> **DIRECTIVE**
For every line in the data below that contains "JSON", copy the line.

> **PROVIDED RECORDS**
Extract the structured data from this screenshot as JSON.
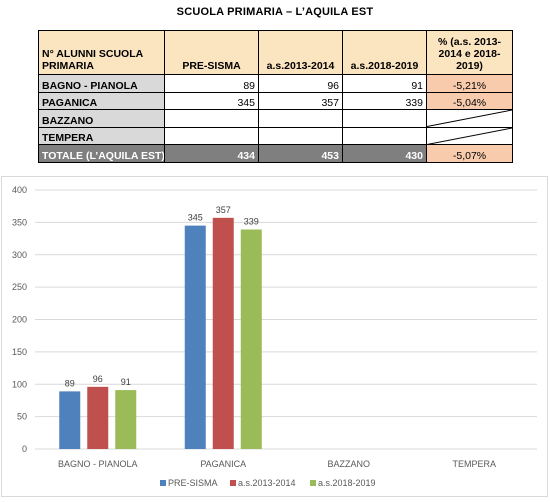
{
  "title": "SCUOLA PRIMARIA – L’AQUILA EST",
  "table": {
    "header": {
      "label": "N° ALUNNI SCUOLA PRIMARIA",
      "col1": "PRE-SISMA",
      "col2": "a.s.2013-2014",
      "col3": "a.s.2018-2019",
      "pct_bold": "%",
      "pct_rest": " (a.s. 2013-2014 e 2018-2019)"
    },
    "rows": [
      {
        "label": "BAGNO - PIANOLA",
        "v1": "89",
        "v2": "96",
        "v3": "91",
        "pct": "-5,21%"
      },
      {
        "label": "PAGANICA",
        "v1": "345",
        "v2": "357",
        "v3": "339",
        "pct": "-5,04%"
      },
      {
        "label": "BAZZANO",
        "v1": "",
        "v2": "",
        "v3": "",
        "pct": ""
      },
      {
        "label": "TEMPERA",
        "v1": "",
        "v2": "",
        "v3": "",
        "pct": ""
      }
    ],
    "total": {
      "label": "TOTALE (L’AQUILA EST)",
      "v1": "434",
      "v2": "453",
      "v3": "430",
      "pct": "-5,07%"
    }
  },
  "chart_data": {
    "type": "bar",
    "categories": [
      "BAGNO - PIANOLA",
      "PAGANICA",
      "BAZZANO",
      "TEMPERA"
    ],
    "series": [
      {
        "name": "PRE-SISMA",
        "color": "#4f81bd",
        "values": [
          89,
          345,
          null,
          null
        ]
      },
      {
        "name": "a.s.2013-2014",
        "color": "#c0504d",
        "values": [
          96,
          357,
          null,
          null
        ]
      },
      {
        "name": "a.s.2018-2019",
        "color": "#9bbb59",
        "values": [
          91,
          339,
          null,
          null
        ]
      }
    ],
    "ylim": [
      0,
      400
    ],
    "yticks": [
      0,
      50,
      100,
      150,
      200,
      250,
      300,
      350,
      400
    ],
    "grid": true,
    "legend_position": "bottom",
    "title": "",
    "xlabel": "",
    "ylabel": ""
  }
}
==
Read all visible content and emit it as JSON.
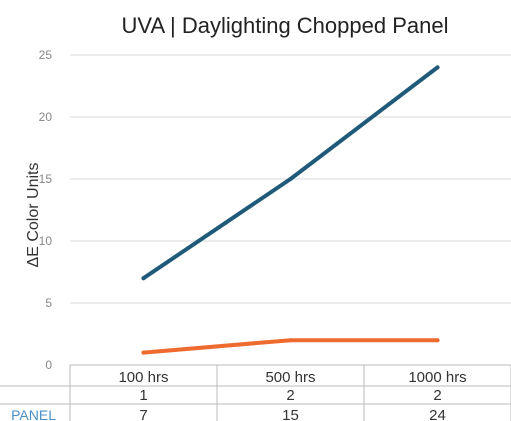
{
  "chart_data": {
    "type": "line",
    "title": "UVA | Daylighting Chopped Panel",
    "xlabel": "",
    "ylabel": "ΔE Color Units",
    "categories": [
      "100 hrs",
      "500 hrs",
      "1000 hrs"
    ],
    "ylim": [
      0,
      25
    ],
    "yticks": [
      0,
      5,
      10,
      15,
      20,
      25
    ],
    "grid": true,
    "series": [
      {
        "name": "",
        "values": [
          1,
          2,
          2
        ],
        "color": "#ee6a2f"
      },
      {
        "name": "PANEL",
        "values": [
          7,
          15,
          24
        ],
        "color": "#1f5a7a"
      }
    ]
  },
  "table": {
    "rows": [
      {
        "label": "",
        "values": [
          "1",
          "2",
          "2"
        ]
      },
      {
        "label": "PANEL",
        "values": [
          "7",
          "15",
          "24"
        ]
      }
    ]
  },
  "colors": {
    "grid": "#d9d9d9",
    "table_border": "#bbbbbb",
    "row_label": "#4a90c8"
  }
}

> **COMPLETE OUTPUT**
Extract the structured data from this screenshot as JSON.
Read all visible content and emit it as JSON.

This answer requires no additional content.